◆ **GIVEN PROBLEM**: Using the data below, copy every line that contains the word "Boundary".

◆ **TASK DATA**:
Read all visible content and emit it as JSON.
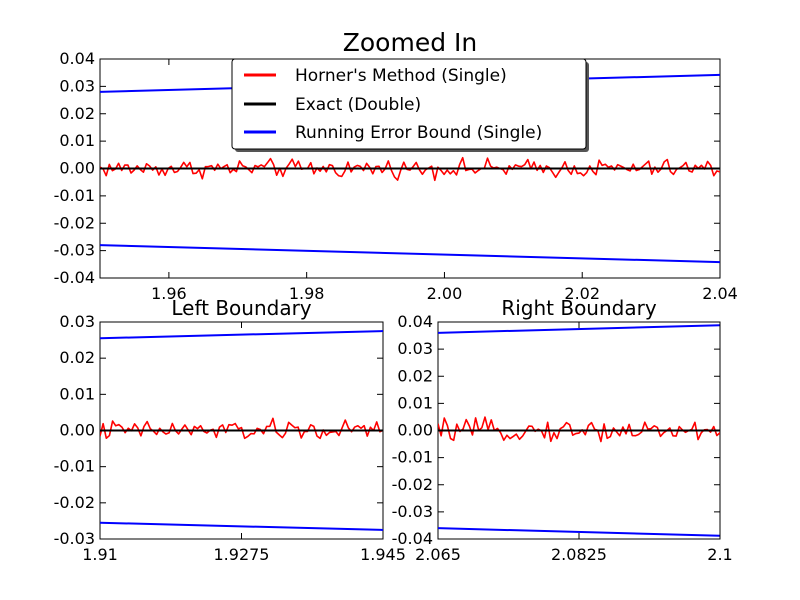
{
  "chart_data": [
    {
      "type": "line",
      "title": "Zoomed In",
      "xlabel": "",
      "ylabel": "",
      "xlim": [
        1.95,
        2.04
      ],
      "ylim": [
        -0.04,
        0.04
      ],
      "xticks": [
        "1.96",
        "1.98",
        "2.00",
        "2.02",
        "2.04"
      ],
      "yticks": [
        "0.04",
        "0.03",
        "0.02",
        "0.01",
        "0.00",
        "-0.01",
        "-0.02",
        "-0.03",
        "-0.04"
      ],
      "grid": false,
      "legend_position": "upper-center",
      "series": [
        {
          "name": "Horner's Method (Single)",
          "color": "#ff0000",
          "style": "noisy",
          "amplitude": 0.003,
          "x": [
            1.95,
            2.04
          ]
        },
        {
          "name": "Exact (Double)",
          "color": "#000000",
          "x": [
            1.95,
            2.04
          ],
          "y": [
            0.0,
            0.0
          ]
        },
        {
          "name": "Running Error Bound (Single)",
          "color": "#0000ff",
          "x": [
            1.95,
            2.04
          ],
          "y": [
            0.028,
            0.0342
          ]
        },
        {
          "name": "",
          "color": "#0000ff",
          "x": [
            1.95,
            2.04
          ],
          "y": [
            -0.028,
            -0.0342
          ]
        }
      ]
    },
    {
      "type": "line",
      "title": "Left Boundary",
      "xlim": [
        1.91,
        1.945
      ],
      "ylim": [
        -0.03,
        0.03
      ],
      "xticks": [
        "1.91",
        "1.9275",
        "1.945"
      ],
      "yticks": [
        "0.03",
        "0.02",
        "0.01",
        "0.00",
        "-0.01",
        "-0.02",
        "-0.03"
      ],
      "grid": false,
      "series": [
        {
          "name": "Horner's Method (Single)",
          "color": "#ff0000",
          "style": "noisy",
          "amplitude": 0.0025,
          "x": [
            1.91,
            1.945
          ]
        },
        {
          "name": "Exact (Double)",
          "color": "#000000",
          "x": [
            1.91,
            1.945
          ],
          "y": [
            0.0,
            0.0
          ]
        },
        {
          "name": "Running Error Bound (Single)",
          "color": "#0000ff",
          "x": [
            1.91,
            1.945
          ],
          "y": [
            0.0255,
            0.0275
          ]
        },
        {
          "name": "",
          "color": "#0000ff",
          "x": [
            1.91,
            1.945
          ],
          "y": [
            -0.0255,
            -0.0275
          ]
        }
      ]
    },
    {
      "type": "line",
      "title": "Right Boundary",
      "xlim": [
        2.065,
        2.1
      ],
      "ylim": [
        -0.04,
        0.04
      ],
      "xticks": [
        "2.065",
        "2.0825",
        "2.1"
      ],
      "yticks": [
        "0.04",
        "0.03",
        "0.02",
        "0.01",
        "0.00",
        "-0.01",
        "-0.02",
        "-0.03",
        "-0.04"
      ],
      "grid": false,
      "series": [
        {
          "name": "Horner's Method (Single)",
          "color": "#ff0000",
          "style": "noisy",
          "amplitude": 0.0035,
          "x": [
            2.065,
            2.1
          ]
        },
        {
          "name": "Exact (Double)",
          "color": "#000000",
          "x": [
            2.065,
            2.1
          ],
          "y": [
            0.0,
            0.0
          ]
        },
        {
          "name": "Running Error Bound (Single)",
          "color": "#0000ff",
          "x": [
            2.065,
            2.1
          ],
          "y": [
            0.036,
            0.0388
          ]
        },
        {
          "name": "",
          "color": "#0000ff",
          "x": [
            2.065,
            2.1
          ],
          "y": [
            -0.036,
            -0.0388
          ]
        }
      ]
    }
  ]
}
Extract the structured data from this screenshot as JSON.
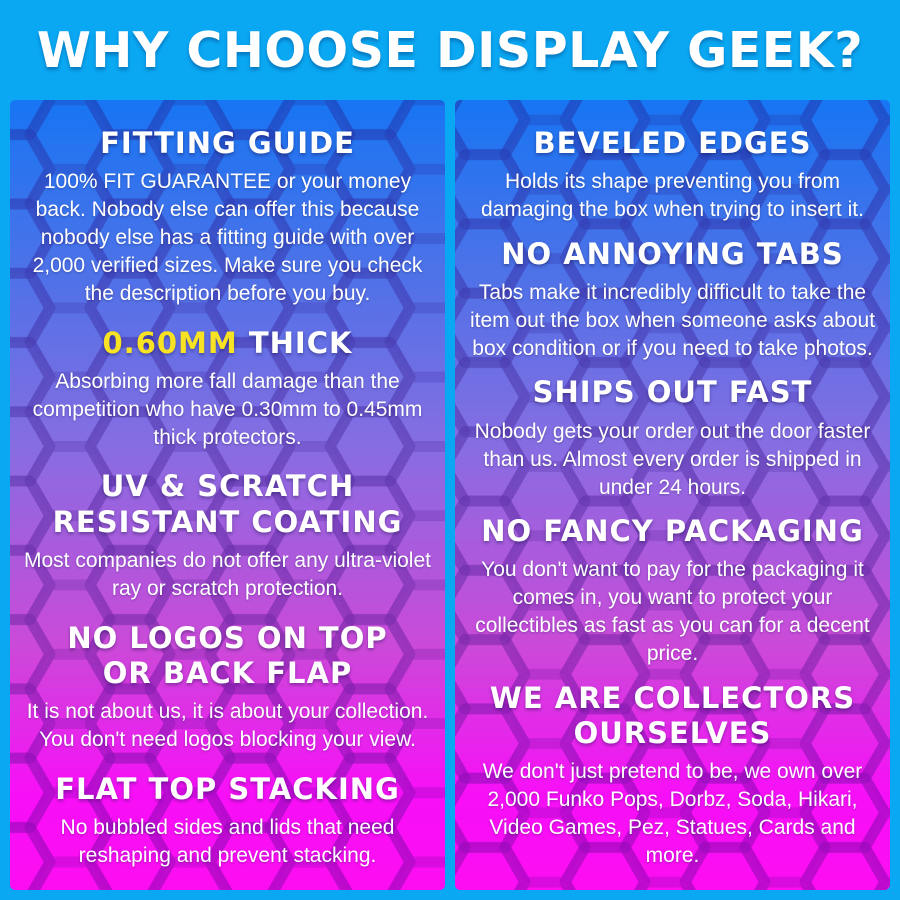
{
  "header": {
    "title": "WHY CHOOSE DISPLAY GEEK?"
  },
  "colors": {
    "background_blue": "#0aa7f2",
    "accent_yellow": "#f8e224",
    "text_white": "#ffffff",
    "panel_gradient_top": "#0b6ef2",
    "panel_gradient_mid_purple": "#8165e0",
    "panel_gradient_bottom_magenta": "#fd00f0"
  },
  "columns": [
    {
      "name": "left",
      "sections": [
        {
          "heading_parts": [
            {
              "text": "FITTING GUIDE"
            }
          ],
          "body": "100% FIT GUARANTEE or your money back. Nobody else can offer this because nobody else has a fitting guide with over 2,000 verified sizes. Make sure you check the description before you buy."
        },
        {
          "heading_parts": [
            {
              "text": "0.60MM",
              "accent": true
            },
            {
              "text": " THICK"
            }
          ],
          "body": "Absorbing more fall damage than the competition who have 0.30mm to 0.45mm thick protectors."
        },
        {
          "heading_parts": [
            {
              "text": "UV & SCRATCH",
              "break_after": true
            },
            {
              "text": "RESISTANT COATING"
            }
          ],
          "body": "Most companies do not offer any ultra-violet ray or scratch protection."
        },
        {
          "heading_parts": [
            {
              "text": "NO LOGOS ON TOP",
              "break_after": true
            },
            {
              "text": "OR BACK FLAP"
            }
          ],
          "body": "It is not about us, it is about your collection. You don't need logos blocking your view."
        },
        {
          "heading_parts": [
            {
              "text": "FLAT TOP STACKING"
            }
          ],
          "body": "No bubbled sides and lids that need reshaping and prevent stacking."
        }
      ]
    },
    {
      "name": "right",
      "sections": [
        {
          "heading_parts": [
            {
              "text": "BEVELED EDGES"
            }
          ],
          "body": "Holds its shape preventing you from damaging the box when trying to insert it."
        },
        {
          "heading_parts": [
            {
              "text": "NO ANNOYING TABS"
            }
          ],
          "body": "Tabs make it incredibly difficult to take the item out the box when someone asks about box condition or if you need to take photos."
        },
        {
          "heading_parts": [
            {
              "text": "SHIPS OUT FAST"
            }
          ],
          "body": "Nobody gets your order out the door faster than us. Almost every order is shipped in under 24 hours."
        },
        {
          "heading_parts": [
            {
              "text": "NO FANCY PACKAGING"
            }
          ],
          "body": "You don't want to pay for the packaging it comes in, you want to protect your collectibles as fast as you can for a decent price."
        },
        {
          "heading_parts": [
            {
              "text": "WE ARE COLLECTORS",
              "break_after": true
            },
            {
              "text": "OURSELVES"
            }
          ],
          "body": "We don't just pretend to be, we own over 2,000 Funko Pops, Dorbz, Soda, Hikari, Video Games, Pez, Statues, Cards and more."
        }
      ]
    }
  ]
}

◆ **ANSWER FOR THE TASK**:
      "title": "Left Boundary",
      "title": "Right Boundary",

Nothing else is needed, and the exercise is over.